--- BEGIN INPUT MATERIAL ---
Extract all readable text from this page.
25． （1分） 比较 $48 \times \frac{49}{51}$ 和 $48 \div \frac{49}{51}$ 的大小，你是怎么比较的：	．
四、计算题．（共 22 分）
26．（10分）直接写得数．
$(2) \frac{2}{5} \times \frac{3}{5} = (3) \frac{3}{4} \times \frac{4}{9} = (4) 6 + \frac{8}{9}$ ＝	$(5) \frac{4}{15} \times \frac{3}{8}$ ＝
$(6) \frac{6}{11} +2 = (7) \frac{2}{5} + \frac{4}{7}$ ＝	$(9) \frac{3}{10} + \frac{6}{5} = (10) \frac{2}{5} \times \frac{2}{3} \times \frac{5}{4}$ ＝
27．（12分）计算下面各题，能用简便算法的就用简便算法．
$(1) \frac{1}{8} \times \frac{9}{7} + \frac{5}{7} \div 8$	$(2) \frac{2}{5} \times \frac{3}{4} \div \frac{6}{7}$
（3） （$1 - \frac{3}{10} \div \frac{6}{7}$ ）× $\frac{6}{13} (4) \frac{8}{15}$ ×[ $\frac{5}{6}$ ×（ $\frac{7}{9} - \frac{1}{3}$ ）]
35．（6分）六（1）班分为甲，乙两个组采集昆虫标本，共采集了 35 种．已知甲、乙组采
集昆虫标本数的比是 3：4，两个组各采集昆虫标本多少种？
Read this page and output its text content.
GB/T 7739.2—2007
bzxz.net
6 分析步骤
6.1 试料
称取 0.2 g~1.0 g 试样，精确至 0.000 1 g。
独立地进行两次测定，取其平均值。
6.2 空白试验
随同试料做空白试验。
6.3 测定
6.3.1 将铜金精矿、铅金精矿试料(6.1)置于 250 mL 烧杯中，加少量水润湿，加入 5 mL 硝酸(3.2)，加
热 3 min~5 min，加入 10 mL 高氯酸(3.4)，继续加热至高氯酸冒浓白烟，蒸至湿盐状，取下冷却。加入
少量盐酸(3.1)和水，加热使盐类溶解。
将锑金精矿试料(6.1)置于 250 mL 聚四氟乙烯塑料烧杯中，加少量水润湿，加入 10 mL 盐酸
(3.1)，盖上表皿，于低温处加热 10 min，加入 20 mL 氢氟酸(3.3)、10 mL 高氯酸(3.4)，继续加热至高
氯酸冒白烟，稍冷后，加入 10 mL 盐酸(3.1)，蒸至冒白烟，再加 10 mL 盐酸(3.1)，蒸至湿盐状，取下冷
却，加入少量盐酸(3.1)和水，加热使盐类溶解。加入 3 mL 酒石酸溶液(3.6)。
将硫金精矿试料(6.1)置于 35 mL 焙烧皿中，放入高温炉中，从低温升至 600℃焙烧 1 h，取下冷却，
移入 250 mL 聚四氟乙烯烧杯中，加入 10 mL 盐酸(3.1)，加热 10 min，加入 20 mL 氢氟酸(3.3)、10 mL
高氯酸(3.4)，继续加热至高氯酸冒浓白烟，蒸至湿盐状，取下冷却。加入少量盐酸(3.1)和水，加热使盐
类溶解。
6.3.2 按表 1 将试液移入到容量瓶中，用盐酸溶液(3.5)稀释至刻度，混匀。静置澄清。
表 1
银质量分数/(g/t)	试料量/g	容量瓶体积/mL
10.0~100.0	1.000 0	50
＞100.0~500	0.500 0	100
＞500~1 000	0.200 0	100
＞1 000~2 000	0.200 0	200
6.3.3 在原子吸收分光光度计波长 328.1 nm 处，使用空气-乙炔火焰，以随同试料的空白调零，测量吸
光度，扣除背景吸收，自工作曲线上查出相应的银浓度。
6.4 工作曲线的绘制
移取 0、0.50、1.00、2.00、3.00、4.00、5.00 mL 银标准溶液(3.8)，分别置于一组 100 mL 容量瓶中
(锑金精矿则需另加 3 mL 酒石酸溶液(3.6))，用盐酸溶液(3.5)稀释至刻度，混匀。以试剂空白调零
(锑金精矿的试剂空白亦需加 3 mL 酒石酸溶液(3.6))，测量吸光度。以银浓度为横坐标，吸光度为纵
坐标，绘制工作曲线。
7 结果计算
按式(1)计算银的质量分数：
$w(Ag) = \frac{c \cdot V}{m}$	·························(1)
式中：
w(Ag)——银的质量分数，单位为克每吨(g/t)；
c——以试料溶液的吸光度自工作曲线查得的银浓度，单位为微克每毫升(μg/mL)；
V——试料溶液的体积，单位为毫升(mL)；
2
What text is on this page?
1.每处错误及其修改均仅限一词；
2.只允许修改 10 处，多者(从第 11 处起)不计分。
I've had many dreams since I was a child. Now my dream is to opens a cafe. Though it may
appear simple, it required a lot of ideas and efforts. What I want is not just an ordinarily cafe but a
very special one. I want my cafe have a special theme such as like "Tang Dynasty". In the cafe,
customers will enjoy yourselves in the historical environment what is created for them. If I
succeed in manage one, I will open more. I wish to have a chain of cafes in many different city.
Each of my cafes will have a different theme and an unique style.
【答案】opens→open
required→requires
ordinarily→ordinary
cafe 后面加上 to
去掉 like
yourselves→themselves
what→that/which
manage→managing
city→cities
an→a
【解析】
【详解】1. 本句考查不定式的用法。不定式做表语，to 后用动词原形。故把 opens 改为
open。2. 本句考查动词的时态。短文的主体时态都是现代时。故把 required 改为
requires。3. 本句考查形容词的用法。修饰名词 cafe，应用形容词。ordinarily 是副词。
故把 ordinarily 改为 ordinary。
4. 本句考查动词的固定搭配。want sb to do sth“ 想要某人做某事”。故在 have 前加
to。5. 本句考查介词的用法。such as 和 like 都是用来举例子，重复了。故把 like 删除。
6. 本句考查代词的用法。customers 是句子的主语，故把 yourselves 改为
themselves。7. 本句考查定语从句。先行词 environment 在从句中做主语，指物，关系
--- END INPUT MATERIAL ---
PROBLEM TO SOLVE - Extract all of the data above without altering anything.

FULL OUTPUT -
Extract all readable text from this page.
25． （1分） 比较 $48 \times \frac{49}{51}$ 和 $48 \div \frac{49}{51}$ 的大小，你是怎么比较的：	．
四、计算题．（共 22 分）
26．（10分）直接写得数．
$(2) \frac{2}{5} \times \frac{3}{5} = (3) \frac{3}{4} \times \frac{4}{9} = (4) 6 + \frac{8}{9}$ ＝	$(5) \frac{4}{15} \times \frac{3}{8}$ ＝
$(6) \frac{6}{11} +2 = (7) \frac{2}{5} + \frac{4}{7}$ ＝	$(9) \frac{3}{10} + \frac{6}{5} = (10) \frac{2}{5} \times \frac{2}{3} \times \frac{5}{4}$ ＝
27．（12分）计算下面各题，能用简便算法的就用简便算法．
$(1) \frac{1}{8} \times \frac{9}{7} + \frac{5}{7} \div 8$	$(2) \frac{2}{5} \times \frac{3}{4} \div \frac{6}{7}$
（3） （$1 - \frac{3}{10} \div \frac{6}{7}$ ）× $\frac{6}{13} (4) \frac{8}{15}$ ×[ $\frac{5}{6}$ ×（ $\frac{7}{9} - \frac{1}{3}$ ）]
35．（6分）六（1）班分为甲，乙两个组采集昆虫标本，共采集了 35 种．已知甲、乙组采
集昆虫标本数的比是 3：4，两个组各采集昆虫标本多少种？
Read this page and output its text content.
GB/T 7739.2—2007
bzxz.net
6 分析步骤
6.1 试料
称取 0.2 g~1.0 g 试样，精确至 0.000 1 g。
独立地进行两次测定，取其平均值。
6.2 空白试验
随同试料做空白试验。
6.3 测定
6.3.1 将铜金精矿、铅金精矿试料(6.1)置于 250 mL 烧杯中，加少量水润湿，加入 5 mL 硝酸(3.2)，加
热 3 min~5 min，加入 10 mL 高氯酸(3.4)，继续加热至高氯酸冒浓白烟，蒸至湿盐状，取下冷却。加入
少量盐酸(3.1)和水，加热使盐类溶解。
将锑金精矿试料(6.1)置于 250 mL 聚四氟乙烯塑料烧杯中，加少量水润湿，加入 10 mL 盐酸
(3.1)，盖上表皿，于低温处加热 10 min，加入 20 mL 氢氟酸(3.3)、10 mL 高氯酸(3.4)，继续加热至高
氯酸冒白烟，稍冷后，加入 10 mL 盐酸(3.1)，蒸至冒白烟，再加 10 mL 盐酸(3.1)，蒸至湿盐状，取下冷
却，加入少量盐酸(3.1)和水，加热使盐类溶解。加入 3 mL 酒石酸溶液(3.6)。
将硫金精矿试料(6.1)置于 35 mL 焙烧皿中，放入高温炉中，从低温升至 600℃焙烧 1 h，取下冷却，
移入 250 mL 聚四氟乙烯烧杯中，加入 10 mL 盐酸(3.1)，加热 10 min，加入 20 mL 氢氟酸(3.3)、10 mL
高氯酸(3.4)，继续加热至高氯酸冒浓白烟，蒸至湿盐状，取下冷却。加入少量盐酸(3.1)和水，加热使盐
类溶解。
6.3.2 按表 1 将试液移入到容量瓶中，用盐酸溶液(3.5)稀释至刻度，混匀。静置澄清。
表 1
银质量分数/(g/t)	试料量/g	容量瓶体积/mL
10.0~100.0	1.000 0	50
＞100.0~500	0.500 0	100
＞500~1 000	0.200 0	100
＞1 000~2 000	0.200 0	200
6.3.3 在原子吸收分光光度计波长 328.1 nm 处，使用空气-乙炔火焰，以随同试料的空白调零，测量吸
光度，扣除背景吸收，自工作曲线上查出相应的银浓度。
6.4 工作曲线的绘制
移取 0、0.50、1.00、2.00、3.00、4.00、5.00 mL 银标准溶液(3.8)，分别置于一组 100 mL 容量瓶中
(锑金精矿则需另加 3 mL 酒石酸溶液(3.6))，用盐酸溶液(3.5)稀释至刻度，混匀。以试剂空白调零
(锑金精矿的试剂空白亦需加 3 mL 酒石酸溶液(3.6))，测量吸光度。以银浓度为横坐标，吸光度为纵
坐标，绘制工作曲线。
7 结果计算
按式(1)计算银的质量分数：
$w(Ag) = \frac{c \cdot V}{m}$	·························(1)
式中：
w(Ag)——银的质量分数，单位为克每吨(g/t)；
c——以试料溶液的吸光度自工作曲线查得的银浓度，单位为微克每毫升(μg/mL)；
V——试料溶液的体积，单位为毫升(mL)；
2
What text is on this page?
1.每处错误及其修改均仅限一词；
2.只允许修改 10 处，多者(从第 11 处起)不计分。
I've had many dreams since I was a child. Now my dream is to opens a cafe. Though it may
appear simple, it required a lot of ideas and efforts. What I want is not just an ordinarily cafe but a
very special one. I want my cafe have a special theme such as like "Tang Dynasty". In the cafe,
customers will enjoy yourselves in the historical environment what is created for them. If I
succeed in manage one, I will open more. I wish to have a chain of cafes in many different city.
Each of my cafes will have a different theme and an unique style.
【答案】opens→open
required→requires
ordinarily→ordinary
cafe 后面加上 to
去掉 like
yourselves→themselves
what→that/which
manage→managing
city→cities
an→a
【解析】
【详解】1. 本句考查不定式的用法。不定式做表语，to 后用动词原形。故把 opens 改为
open。2. 本句考查动词的时态。短文的主体时态都是现代时。故把 required 改为
requires。3. 本句考查形容词的用法。修饰名词 cafe，应用形容词。ordinarily 是副词。
故把 ordinarily 改为 ordinary。
4. 本句考查动词的固定搭配。want sb to do sth“ 想要某人做某事”。故在 have 前加
to。5. 本句考查介词的用法。such as 和 like 都是用来举例子，重复了。故把 like 删除。
6. 本句考查代词的用法。customers 是句子的主语，故把 yourselves 改为
themselves。7. 本句考查定语从句。先行词 environment 在从句中做主语，指物，关系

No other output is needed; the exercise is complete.